**Written request:** Give every line below again, exactly.

[Collected data entries]

# # # #

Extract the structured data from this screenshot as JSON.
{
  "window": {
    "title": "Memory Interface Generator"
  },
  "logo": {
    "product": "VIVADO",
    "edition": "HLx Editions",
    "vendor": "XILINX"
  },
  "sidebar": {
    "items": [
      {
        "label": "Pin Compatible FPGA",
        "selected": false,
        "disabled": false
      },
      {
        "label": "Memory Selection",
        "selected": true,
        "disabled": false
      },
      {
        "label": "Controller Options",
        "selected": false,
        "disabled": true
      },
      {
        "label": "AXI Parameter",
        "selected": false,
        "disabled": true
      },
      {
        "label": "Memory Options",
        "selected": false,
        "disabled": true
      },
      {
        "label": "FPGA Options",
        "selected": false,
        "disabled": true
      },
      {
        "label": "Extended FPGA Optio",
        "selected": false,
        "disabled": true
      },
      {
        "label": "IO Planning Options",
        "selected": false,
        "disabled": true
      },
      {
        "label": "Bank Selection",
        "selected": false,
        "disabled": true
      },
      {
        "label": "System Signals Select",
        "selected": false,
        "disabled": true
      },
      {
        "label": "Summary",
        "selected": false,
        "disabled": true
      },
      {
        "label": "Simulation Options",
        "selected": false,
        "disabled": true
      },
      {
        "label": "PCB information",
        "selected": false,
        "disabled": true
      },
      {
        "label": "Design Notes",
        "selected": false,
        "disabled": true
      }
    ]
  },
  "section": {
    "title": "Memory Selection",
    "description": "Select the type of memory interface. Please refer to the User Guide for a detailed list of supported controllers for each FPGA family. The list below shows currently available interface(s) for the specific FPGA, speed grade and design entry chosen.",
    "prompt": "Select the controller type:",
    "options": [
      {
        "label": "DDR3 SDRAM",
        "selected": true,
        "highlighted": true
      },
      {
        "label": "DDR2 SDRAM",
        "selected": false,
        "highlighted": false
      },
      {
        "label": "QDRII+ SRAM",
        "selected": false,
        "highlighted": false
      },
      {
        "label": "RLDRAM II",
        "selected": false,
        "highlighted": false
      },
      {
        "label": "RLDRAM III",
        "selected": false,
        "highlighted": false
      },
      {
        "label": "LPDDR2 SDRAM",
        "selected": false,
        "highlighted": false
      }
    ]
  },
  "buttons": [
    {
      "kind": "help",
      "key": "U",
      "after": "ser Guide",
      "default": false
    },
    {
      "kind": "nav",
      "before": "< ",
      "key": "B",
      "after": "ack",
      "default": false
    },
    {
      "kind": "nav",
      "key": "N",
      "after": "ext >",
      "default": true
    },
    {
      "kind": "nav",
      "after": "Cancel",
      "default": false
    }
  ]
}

# # # #

**Reply:**
Extract the structured data from this screenshot as JSON.
{
  "window": {
    "title": "Memory Interface Generator"
  },
  "logo": {
    "product": "VIVADO",
    "edition": "HLx Editions",
    "vendor": "XILINX"
  },
  "sidebar": {
    "items": [
      {
        "label": "Pin Compatible FPGA",
        "selected": false,
        "disabled": false
      },
      {
        "label": "Memory Selection",
        "selected": true,
        "disabled": false
      },
      {
        "label": "Controller Options",
        "selected": false,
        "disabled": true
      },
      {
        "label": "AXI Parameter",
        "selected": false,
        "disabled": true
      },
      {
        "label": "Memory Options",
        "selected": false,
        "disabled": true
      },
      {
        "label": "FPGA Options",
        "selected": false,
        "disabled": true
      },
      {
        "label": "Extended FPGA Optio",
        "selected": false,
        "disabled": true
      },
      {
        "label": "IO Planning Options",
        "selected": false,
        "disabled": true
      },
      {
        "label": "Bank Selection",
        "selected": false,
        "disabled": true
      },
      {
        "label": "System Signals Select",
        "selected": false,
        "disabled": true
      },
      {
        "label": "Summary",
        "selected": false,
        "disabled": true
      },
      {
        "label": "Simulation Options",
        "selected": false,
        "disabled": true
      },
      {
        "label": "PCB information",
        "selected": false,
        "disabled": true
      },
      {
        "label": "Design Notes",
        "selected": false,
        "disabled": true
      }
    ]
  },
  "section": {
    "title": "Memory Selection",
    "description": "Select the type of memory interface. Please refer to the User Guide for a detailed list of supported controllers for each FPGA family. The list below shows currently available interface(s) for the specific FPGA, speed grade and design entry chosen.",
    "prompt": "Select the controller type:",
    "options": [
      {
        "label": "DDR3 SDRAM",
        "selected": true,
        "highlighted": true
      },
      {
        "label": "DDR2 SDRAM",
        "selected": false,
        "highlighted": false
      },
      {
        "label": "QDRII+ SRAM",
        "selected": false,
        "highlighted": false
      },
      {
        "label": "RLDRAM II",
        "selected": false,
        "highlighted": false
      },
      {
        "label": "RLDRAM III",
        "selected": false,
        "highlighted": false
      },
      {
        "label": "LPDDR2 SDRAM",
        "selected": false,
        "highlighted": false
      }
    ]
  },
  "buttons": [
    {
      "kind": "help",
      "key": "U",
      "after": "ser Guide",
      "default": false
    },
    {
      "kind": "nav",
      "before": "< ",
      "key": "B",
      "after": "ack",
      "default": false
    },
    {
      "kind": "nav",
      "key": "N",
      "after": "ext >",
      "default": true
    },
    {
      "kind": "nav",
      "after": "Cancel",
      "default": false
    }
  ]
}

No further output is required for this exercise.